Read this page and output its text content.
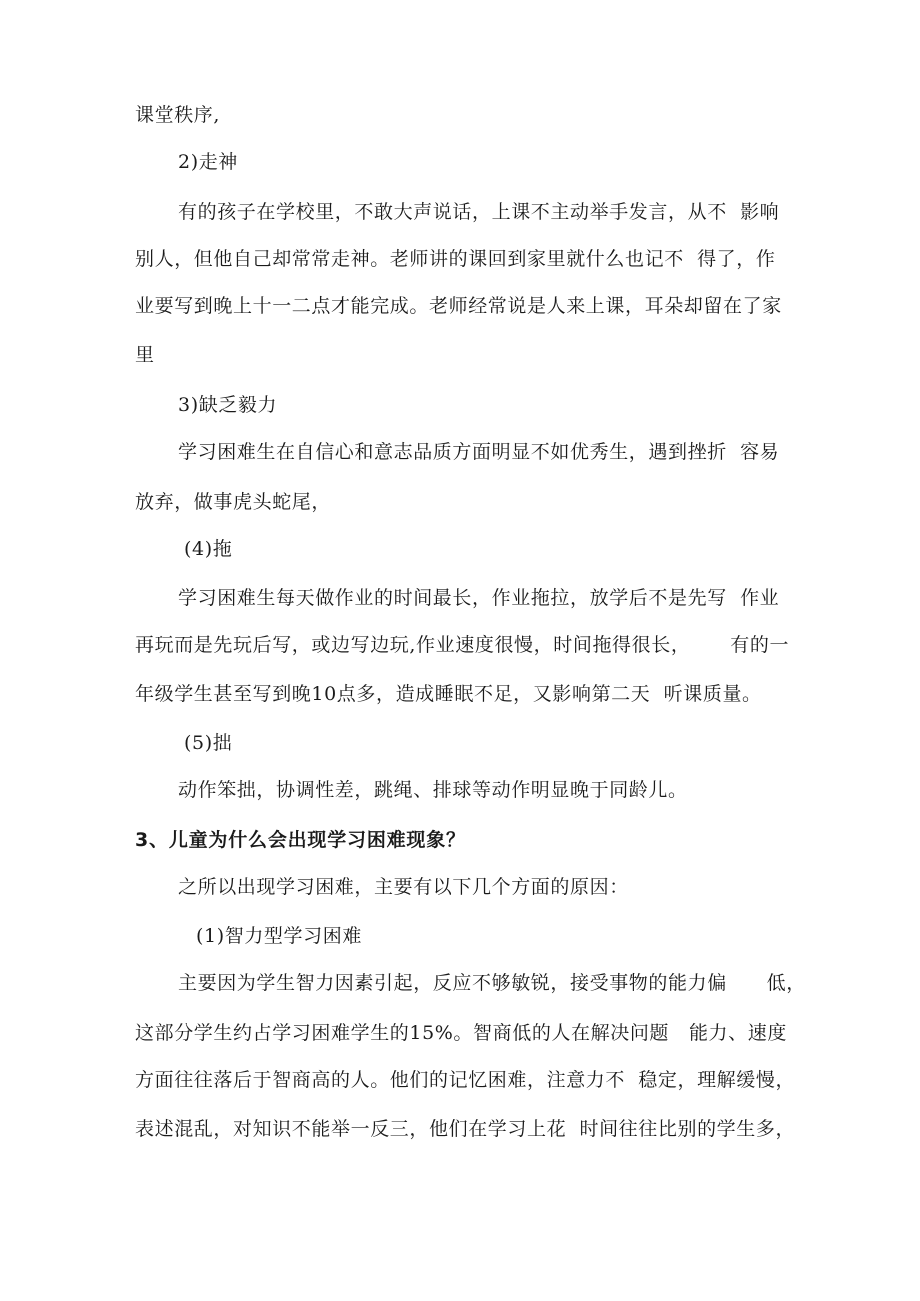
课堂秩序,
2)走神
有的孩子在学校里，不敢大声说话，上课不主动举手发言，从不  影响
别人，但他自己却常常走神。老师讲的课回到家里就什么也记不  得了，作
业要写到晚上十一二点才能完成。老师经常说是人来上课，耳朵却留在了家
里
3)缺乏毅力
学习困难生在自信心和意志品质方面明显不如优秀生，遇到挫折  容易
放弃，做事虎头蛇尾，
(4)拖
学习困难生每天做作业的时间最长，作业拖拉，放学后不是先写  作业
再玩而是先玩后写，或边写边玩,作业速度很慢，时间拖得很长，      有的一
年级学生甚至写到晚10点多，造成睡眠不足，又影响第二天  听课质量。
(5)拙
动作笨拙，协调性差，跳绳、排球等动作明显晚于同龄儿。
3、儿童为什么会出现学习困难现象？
之所以出现学习困难，主要有以下几个方面的原因：
(1)智力型学习困难
主要因为学生智力因素引起，反应不够敏锐，接受事物的能力偏      低，
这部分学生约占学习困难学生的15%。智商低的人在解决问题   能力、速度
方面往往落后于智商高的人。他们的记忆困难，注意力不  稳定，理解缓慢，
表述混乱，对知识不能举一反三，他们在学习上花  时间往往比别的学生多，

SHORT TASK
Copy the listing word for word, excluding its pictures.

RESPONSE
Read this page and output its text content.
课堂秩序,
2)走神
有的孩子在学校里，不敢大声说话，上课不主动举手发言，从不  影响
别人，但他自己却常常走神。老师讲的课回到家里就什么也记不  得了，作
业要写到晚上十一二点才能完成。老师经常说是人来上课，耳朵却留在了家
里
3)缺乏毅力
学习困难生在自信心和意志品质方面明显不如优秀生，遇到挫折  容易
放弃，做事虎头蛇尾，
(4)拖
学习困难生每天做作业的时间最长，作业拖拉，放学后不是先写  作业
再玩而是先玩后写，或边写边玩,作业速度很慢，时间拖得很长，      有的一
年级学生甚至写到晚10点多，造成睡眠不足，又影响第二天  听课质量。
(5)拙
动作笨拙，协调性差，跳绳、排球等动作明显晚于同龄儿。
3、儿童为什么会出现学习困难现象？
之所以出现学习困难，主要有以下几个方面的原因：
(1)智力型学习困难
主要因为学生智力因素引起，反应不够敏锐，接受事物的能力偏      低，
这部分学生约占学习困难学生的15%。智商低的人在解决问题   能力、速度
方面往往落后于智商高的人。他们的记忆困难，注意力不  稳定，理解缓慢，
表述混乱，对知识不能举一反三，他们在学习上花  时间往往比别的学生多，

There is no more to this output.